[Exercise objective] Strip the pictures and reproduce the rest of the listing exactly.

--- Begin Given records ---

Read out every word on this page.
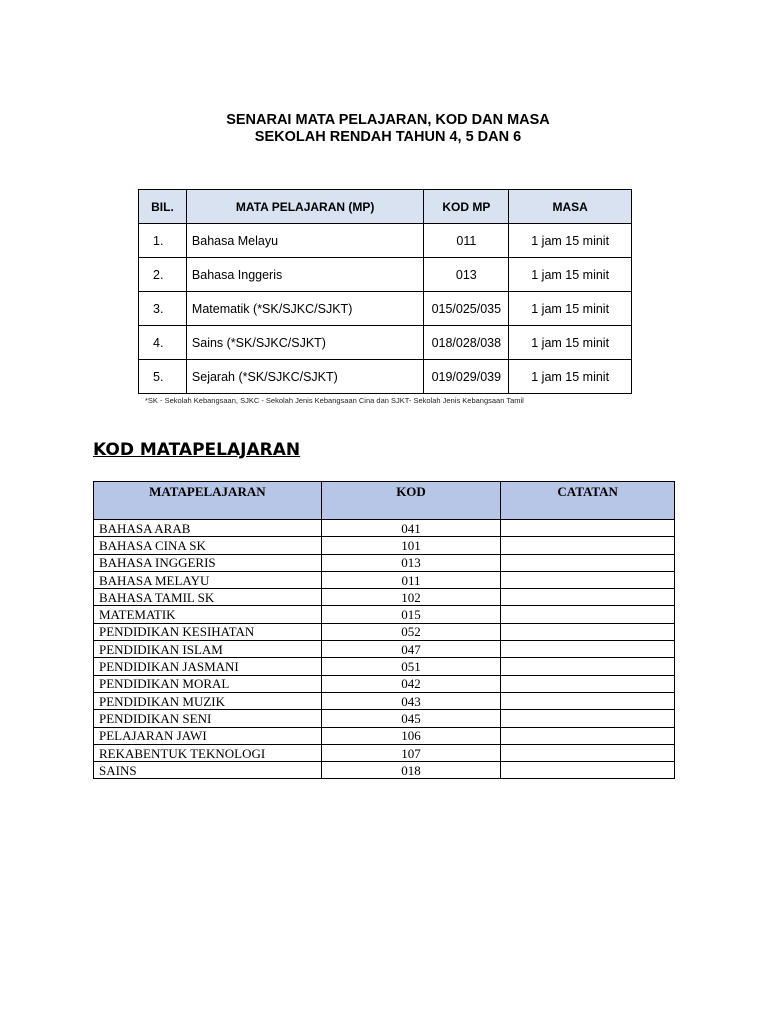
SENARAI MATA PELAJARAN, KOD DAN MASA
SEKOLAH RENDAH TAHUN 4, 5 DAN 6
BIL.	MATA PELAJARAN (MP)	KOD MP	MASA
1.	Bahasa Melayu	011	1 jam 15 minit
2.	Bahasa Inggeris	013	1 jam 15 minit
3.	Matematik (*SK/SJKC/SJKT)	015/025/035	1 jam 15 minit
4.	Sains (*SK/SJKC/SJKT)	018/028/038	1 jam 15 minit
5.	Sejarah (*SK/SJKC/SJKT)	019/029/039	1 jam 15 minit
*SK - Sekolah Kebangsaan, SJKC - Sekolah Jenis Kebangsaan Cina dan SJKT- Sekolah Jenis Kebangsaan Tamil
KOD MATAPELAJARAN
MATAPELAJARAN	KOD	CATATAN
BAHASA ARAB	041	
BAHASA CINA SK	101	
BAHASA INGGERIS	013	
BAHASA MELAYU	011	
BAHASA TAMIL SK	102	
MATEMATIK	015	
PENDIDIKAN KESIHATAN	052	
PENDIDIKAN ISLAM	047	
PENDIDIKAN JASMANI	051	
PENDIDIKAN MORAL	042	
PENDIDIKAN MUZIK	043	
PENDIDIKAN SENI	045	
PELAJARAN JAWI	106	
REKABENTUK TEKNOLOGI	107	
SAINS	018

--- End Given records ---

[Answer to the problem]
Read out every word on this page.
SENARAI MATA PELAJARAN, KOD DAN MASA
SEKOLAH RENDAH TAHUN 4, 5 DAN 6
BIL.	MATA PELAJARAN (MP)	KOD MP	MASA
1.	Bahasa Melayu	011	1 jam 15 minit
2.	Bahasa Inggeris	013	1 jam 15 minit
3.	Matematik (*SK/SJKC/SJKT)	015/025/035	1 jam 15 minit
4.	Sains (*SK/SJKC/SJKT)	018/028/038	1 jam 15 minit
5.	Sejarah (*SK/SJKC/SJKT)	019/029/039	1 jam 15 minit
*SK - Sekolah Kebangsaan, SJKC - Sekolah Jenis Kebangsaan Cina dan SJKT- Sekolah Jenis Kebangsaan Tamil
KOD MATAPELAJARAN
MATAPELAJARAN	KOD	CATATAN
BAHASA ARAB	041	
BAHASA CINA SK	101	
BAHASA INGGERIS	013	
BAHASA MELAYU	011	
BAHASA TAMIL SK	102	
MATEMATIK	015	
PENDIDIKAN KESIHATAN	052	
PENDIDIKAN ISLAM	047	
PENDIDIKAN JASMANI	051	
PENDIDIKAN MORAL	042	
PENDIDIKAN MUZIK	043	
PENDIDIKAN SENI	045	
PELAJARAN JAWI	106	
REKABENTUK TEKNOLOGI	107	
SAINS	018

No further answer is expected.